▶ **Set task**: Reproduce the listing below in its entirety. Change nothing.

**** Input records ****

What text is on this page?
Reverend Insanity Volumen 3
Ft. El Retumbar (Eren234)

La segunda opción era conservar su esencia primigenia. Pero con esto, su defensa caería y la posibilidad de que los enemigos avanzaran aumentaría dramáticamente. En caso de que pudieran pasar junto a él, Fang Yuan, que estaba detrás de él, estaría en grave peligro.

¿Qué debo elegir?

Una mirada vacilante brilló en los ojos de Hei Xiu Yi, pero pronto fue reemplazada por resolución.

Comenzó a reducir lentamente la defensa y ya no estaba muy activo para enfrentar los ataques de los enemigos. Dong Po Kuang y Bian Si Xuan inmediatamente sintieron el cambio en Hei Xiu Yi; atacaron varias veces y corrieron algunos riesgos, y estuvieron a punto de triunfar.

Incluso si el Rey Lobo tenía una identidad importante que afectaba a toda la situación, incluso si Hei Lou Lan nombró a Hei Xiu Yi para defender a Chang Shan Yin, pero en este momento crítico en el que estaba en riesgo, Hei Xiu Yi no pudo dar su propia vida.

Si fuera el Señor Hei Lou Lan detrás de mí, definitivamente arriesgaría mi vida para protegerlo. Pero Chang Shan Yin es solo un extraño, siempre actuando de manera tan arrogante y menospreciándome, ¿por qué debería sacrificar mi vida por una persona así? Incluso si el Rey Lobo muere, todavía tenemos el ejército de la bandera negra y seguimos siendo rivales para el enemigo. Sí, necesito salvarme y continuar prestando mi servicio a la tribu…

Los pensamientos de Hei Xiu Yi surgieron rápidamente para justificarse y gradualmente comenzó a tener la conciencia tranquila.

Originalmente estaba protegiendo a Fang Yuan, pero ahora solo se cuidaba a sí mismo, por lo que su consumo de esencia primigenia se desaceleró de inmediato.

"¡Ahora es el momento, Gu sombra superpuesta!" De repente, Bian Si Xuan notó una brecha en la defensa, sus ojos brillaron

****

▶ **Written solution**:
What text is on this page?
Reverend Insanity Volumen 3
Ft. El Retumbar (Eren234)

La segunda opción era conservar su esencia primigenia. Pero con esto, su defensa caería y la posibilidad de que los enemigos avanzaran aumentaría dramáticamente. En caso de que pudieran pasar junto a él, Fang Yuan, que estaba detrás de él, estaría en grave peligro.

¿Qué debo elegir?

Una mirada vacilante brilló en los ojos de Hei Xiu Yi, pero pronto fue reemplazada por resolución.

Comenzó a reducir lentamente la defensa y ya no estaba muy activo para enfrentar los ataques de los enemigos. Dong Po Kuang y Bian Si Xuan inmediatamente sintieron el cambio en Hei Xiu Yi; atacaron varias veces y corrieron algunos riesgos, y estuvieron a punto de triunfar.

Incluso si el Rey Lobo tenía una identidad importante que afectaba a toda la situación, incluso si Hei Lou Lan nombró a Hei Xiu Yi para defender a Chang Shan Yin, pero en este momento crítico en el que estaba en riesgo, Hei Xiu Yi no pudo dar su propia vida.

Si fuera el Señor Hei Lou Lan detrás de mí, definitivamente arriesgaría mi vida para protegerlo. Pero Chang Shan Yin es solo un extraño, siempre actuando de manera tan arrogante y menospreciándome, ¿por qué debería sacrificar mi vida por una persona así? Incluso si el Rey Lobo muere, todavía tenemos el ejército de la bandera negra y seguimos siendo rivales para el enemigo. Sí, necesito salvarme y continuar prestando mi servicio a la tribu…

Los pensamientos de Hei Xiu Yi surgieron rápidamente para justificarse y gradualmente comenzó a tener la conciencia tranquila.

Originalmente estaba protegiendo a Fang Yuan, pero ahora solo se cuidaba a sí mismo, por lo que su consumo de esencia primigenia se desaceleró de inmediato.

"¡Ahora es el momento, Gu sombra superpuesta!" De repente, Bian Si Xuan notó una brecha en la defensa, sus ojos brillaron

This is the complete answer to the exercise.